Repeat each line exactly, leaving nothing out.

* Begin Records *

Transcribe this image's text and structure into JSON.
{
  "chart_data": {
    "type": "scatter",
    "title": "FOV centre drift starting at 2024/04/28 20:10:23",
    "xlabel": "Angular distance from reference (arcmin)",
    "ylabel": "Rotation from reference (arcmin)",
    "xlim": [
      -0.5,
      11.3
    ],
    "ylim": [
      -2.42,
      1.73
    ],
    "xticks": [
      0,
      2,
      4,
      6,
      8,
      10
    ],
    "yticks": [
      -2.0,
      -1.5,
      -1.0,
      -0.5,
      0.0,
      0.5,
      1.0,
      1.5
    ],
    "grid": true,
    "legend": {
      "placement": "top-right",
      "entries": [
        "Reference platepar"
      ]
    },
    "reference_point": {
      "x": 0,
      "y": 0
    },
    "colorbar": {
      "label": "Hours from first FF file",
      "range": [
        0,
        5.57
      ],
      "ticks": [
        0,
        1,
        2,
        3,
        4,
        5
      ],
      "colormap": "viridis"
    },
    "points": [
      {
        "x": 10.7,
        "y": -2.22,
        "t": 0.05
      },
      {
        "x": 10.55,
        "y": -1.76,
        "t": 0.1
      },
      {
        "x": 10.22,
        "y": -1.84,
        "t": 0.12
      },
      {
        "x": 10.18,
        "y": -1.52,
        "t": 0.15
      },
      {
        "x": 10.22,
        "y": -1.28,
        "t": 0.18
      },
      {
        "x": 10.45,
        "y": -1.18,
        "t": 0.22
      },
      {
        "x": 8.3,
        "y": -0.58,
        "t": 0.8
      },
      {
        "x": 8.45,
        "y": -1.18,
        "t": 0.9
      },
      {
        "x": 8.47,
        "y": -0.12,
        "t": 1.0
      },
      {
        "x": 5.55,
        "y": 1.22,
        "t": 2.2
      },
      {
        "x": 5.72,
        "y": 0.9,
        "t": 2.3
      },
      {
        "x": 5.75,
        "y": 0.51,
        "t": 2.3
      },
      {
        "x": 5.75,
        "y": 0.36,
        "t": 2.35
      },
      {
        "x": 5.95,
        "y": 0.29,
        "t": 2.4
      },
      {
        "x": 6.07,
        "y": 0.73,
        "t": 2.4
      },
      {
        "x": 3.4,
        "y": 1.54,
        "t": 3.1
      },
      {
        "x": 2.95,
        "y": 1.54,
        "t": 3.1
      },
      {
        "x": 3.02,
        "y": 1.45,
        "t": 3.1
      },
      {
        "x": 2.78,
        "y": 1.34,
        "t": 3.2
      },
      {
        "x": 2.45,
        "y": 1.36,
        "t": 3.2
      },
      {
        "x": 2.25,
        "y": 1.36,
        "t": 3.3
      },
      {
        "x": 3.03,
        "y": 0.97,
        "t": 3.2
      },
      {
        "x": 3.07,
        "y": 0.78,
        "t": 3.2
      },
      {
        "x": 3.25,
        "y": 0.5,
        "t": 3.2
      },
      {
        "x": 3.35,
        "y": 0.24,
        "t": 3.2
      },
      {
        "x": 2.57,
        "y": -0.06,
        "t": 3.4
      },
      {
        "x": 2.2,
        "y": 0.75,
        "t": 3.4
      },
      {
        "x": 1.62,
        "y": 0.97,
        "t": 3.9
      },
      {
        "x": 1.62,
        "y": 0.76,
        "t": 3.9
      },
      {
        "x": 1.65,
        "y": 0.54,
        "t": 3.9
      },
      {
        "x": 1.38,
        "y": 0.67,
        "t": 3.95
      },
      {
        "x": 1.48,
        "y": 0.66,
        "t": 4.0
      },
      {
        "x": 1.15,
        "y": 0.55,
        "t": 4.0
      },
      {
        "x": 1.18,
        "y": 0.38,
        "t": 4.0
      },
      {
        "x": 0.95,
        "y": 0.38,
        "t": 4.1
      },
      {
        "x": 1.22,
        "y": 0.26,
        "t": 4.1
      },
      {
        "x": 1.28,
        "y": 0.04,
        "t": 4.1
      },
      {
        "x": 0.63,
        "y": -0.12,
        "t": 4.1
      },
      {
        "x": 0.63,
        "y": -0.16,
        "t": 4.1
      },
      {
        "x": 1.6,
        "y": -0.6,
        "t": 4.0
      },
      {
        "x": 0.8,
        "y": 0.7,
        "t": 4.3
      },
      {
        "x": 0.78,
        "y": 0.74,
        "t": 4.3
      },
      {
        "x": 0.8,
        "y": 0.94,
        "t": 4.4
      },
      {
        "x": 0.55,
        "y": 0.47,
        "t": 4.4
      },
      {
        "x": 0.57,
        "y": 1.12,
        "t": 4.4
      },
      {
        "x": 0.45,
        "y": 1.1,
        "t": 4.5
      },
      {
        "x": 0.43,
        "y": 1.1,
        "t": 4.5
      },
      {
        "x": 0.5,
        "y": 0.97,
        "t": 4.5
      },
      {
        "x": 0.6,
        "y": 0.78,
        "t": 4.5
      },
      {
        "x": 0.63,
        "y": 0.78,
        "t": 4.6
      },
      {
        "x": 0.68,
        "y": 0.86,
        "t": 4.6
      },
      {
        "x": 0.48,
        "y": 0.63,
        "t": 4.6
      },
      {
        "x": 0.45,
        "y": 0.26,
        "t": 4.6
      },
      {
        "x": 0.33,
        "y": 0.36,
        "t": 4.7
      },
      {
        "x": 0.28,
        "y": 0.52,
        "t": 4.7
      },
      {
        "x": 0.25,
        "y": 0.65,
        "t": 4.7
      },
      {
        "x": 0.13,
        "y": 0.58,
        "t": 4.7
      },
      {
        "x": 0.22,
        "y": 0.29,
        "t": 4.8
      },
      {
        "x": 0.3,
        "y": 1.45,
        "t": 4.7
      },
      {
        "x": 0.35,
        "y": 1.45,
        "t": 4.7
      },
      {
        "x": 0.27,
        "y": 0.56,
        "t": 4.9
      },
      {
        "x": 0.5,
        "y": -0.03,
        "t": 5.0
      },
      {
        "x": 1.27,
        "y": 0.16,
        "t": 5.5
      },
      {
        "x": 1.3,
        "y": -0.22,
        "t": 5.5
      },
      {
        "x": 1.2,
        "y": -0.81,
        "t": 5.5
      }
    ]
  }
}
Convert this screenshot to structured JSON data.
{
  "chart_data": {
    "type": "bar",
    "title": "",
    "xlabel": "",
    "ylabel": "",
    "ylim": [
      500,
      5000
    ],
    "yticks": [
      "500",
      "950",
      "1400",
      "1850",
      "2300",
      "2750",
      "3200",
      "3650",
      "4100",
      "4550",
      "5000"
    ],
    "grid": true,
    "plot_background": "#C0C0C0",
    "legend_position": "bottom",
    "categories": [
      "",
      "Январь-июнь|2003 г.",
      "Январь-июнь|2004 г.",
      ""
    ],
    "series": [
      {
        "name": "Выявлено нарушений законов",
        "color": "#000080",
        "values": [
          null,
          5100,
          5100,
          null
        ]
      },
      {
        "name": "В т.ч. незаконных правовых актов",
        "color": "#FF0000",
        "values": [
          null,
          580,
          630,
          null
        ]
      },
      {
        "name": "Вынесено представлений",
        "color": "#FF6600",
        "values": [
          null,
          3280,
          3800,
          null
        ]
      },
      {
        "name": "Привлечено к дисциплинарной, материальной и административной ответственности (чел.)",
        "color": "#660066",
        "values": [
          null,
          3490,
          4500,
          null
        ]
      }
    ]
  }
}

* End Records *

**Output**
Transcribe this image's text and structure into JSON.
{
  "chart_data": {
    "type": "scatter",
    "title": "FOV centre drift starting at 2024/04/28 20:10:23",
    "xlabel": "Angular distance from reference (arcmin)",
    "ylabel": "Rotation from reference (arcmin)",
    "xlim": [
      -0.5,
      11.3
    ],
    "ylim": [
      -2.42,
      1.73
    ],
    "xticks": [
      0,
      2,
      4,
      6,
      8,
      10
    ],
    "yticks": [
      -2.0,
      -1.5,
      -1.0,
      -0.5,
      0.0,
      0.5,
      1.0,
      1.5
    ],
    "grid": true,
    "legend": {
      "placement": "top-right",
      "entries": [
        "Reference platepar"
      ]
    },
    "reference_point": {
      "x": 0,
      "y": 0
    },
    "colorbar": {
      "label": "Hours from first FF file",
      "range": [
        0,
        5.57
      ],
      "ticks": [
        0,
        1,
        2,
        3,
        4,
        5
      ],
      "colormap": "viridis"
    },
    "points": [
      {
        "x": 10.7,
        "y": -2.22,
        "t": 0.05
      },
      {
        "x": 10.55,
        "y": -1.76,
        "t": 0.1
      },
      {
        "x": 10.22,
        "y": -1.84,
        "t": 0.12
      },
      {
        "x": 10.18,
        "y": -1.52,
        "t": 0.15
      },
      {
        "x": 10.22,
        "y": -1.28,
        "t": 0.18
      },
      {
        "x": 10.45,
        "y": -1.18,
        "t": 0.22
      },
      {
        "x": 8.3,
        "y": -0.58,
        "t": 0.8
      },
      {
        "x": 8.45,
        "y": -1.18,
        "t": 0.9
      },
      {
        "x": 8.47,
        "y": -0.12,
        "t": 1.0
      },
      {
        "x": 5.55,
        "y": 1.22,
        "t": 2.2
      },
      {
        "x": 5.72,
        "y": 0.9,
        "t": 2.3
      },
      {
        "x": 5.75,
        "y": 0.51,
        "t": 2.3
      },
      {
        "x": 5.75,
        "y": 0.36,
        "t": 2.35
      },
      {
        "x": 5.95,
        "y": 0.29,
        "t": 2.4
      },
      {
        "x": 6.07,
        "y": 0.73,
        "t": 2.4
      },
      {
        "x": 3.4,
        "y": 1.54,
        "t": 3.1
      },
      {
        "x": 2.95,
        "y": 1.54,
        "t": 3.1
      },
      {
        "x": 3.02,
        "y": 1.45,
        "t": 3.1
      },
      {
        "x": 2.78,
        "y": 1.34,
        "t": 3.2
      },
      {
        "x": 2.45,
        "y": 1.36,
        "t": 3.2
      },
      {
        "x": 2.25,
        "y": 1.36,
        "t": 3.3
      },
      {
        "x": 3.03,
        "y": 0.97,
        "t": 3.2
      },
      {
        "x": 3.07,
        "y": 0.78,
        "t": 3.2
      },
      {
        "x": 3.25,
        "y": 0.5,
        "t": 3.2
      },
      {
        "x": 3.35,
        "y": 0.24,
        "t": 3.2
      },
      {
        "x": 2.57,
        "y": -0.06,
        "t": 3.4
      },
      {
        "x": 2.2,
        "y": 0.75,
        "t": 3.4
      },
      {
        "x": 1.62,
        "y": 0.97,
        "t": 3.9
      },
      {
        "x": 1.62,
        "y": 0.76,
        "t": 3.9
      },
      {
        "x": 1.65,
        "y": 0.54,
        "t": 3.9
      },
      {
        "x": 1.38,
        "y": 0.67,
        "t": 3.95
      },
      {
        "x": 1.48,
        "y": 0.66,
        "t": 4.0
      },
      {
        "x": 1.15,
        "y": 0.55,
        "t": 4.0
      },
      {
        "x": 1.18,
        "y": 0.38,
        "t": 4.0
      },
      {
        "x": 0.95,
        "y": 0.38,
        "t": 4.1
      },
      {
        "x": 1.22,
        "y": 0.26,
        "t": 4.1
      },
      {
        "x": 1.28,
        "y": 0.04,
        "t": 4.1
      },
      {
        "x": 0.63,
        "y": -0.12,
        "t": 4.1
      },
      {
        "x": 0.63,
        "y": -0.16,
        "t": 4.1
      },
      {
        "x": 1.6,
        "y": -0.6,
        "t": 4.0
      },
      {
        "x": 0.8,
        "y": 0.7,
        "t": 4.3
      },
      {
        "x": 0.78,
        "y": 0.74,
        "t": 4.3
      },
      {
        "x": 0.8,
        "y": 0.94,
        "t": 4.4
      },
      {
        "x": 0.55,
        "y": 0.47,
        "t": 4.4
      },
      {
        "x": 0.57,
        "y": 1.12,
        "t": 4.4
      },
      {
        "x": 0.45,
        "y": 1.1,
        "t": 4.5
      },
      {
        "x": 0.43,
        "y": 1.1,
        "t": 4.5
      },
      {
        "x": 0.5,
        "y": 0.97,
        "t": 4.5
      },
      {
        "x": 0.6,
        "y": 0.78,
        "t": 4.5
      },
      {
        "x": 0.63,
        "y": 0.78,
        "t": 4.6
      },
      {
        "x": 0.68,
        "y": 0.86,
        "t": 4.6
      },
      {
        "x": 0.48,
        "y": 0.63,
        "t": 4.6
      },
      {
        "x": 0.45,
        "y": 0.26,
        "t": 4.6
      },
      {
        "x": 0.33,
        "y": 0.36,
        "t": 4.7
      },
      {
        "x": 0.28,
        "y": 0.52,
        "t": 4.7
      },
      {
        "x": 0.25,
        "y": 0.65,
        "t": 4.7
      },
      {
        "x": 0.13,
        "y": 0.58,
        "t": 4.7
      },
      {
        "x": 0.22,
        "y": 0.29,
        "t": 4.8
      },
      {
        "x": 0.3,
        "y": 1.45,
        "t": 4.7
      },
      {
        "x": 0.35,
        "y": 1.45,
        "t": 4.7
      },
      {
        "x": 0.27,
        "y": 0.56,
        "t": 4.9
      },
      {
        "x": 0.5,
        "y": -0.03,
        "t": 5.0
      },
      {
        "x": 1.27,
        "y": 0.16,
        "t": 5.5
      },
      {
        "x": 1.3,
        "y": -0.22,
        "t": 5.5
      },
      {
        "x": 1.2,
        "y": -0.81,
        "t": 5.5
      }
    ]
  }
}
Convert this screenshot to structured JSON data.
{
  "chart_data": {
    "type": "bar",
    "title": "",
    "xlabel": "",
    "ylabel": "",
    "ylim": [
      500,
      5000
    ],
    "yticks": [
      "500",
      "950",
      "1400",
      "1850",
      "2300",
      "2750",
      "3200",
      "3650",
      "4100",
      "4550",
      "5000"
    ],
    "grid": true,
    "plot_background": "#C0C0C0",
    "legend_position": "bottom",
    "categories": [
      "",
      "Январь-июнь|2003 г.",
      "Январь-июнь|2004 г.",
      ""
    ],
    "series": [
      {
        "name": "Выявлено нарушений законов",
        "color": "#000080",
        "values": [
          null,
          5100,
          5100,
          null
        ]
      },
      {
        "name": "В т.ч. незаконных правовых актов",
        "color": "#FF0000",
        "values": [
          null,
          580,
          630,
          null
        ]
      },
      {
        "name": "Вынесено представлений",
        "color": "#FF6600",
        "values": [
          null,
          3280,
          3800,
          null
        ]
      },
      {
        "name": "Привлечено к дисциплинарной, материальной и административной ответственности (чел.)",
        "color": "#660066",
        "values": [
          null,
          3490,
          4500,
          null
        ]
      }
    ]
  }
}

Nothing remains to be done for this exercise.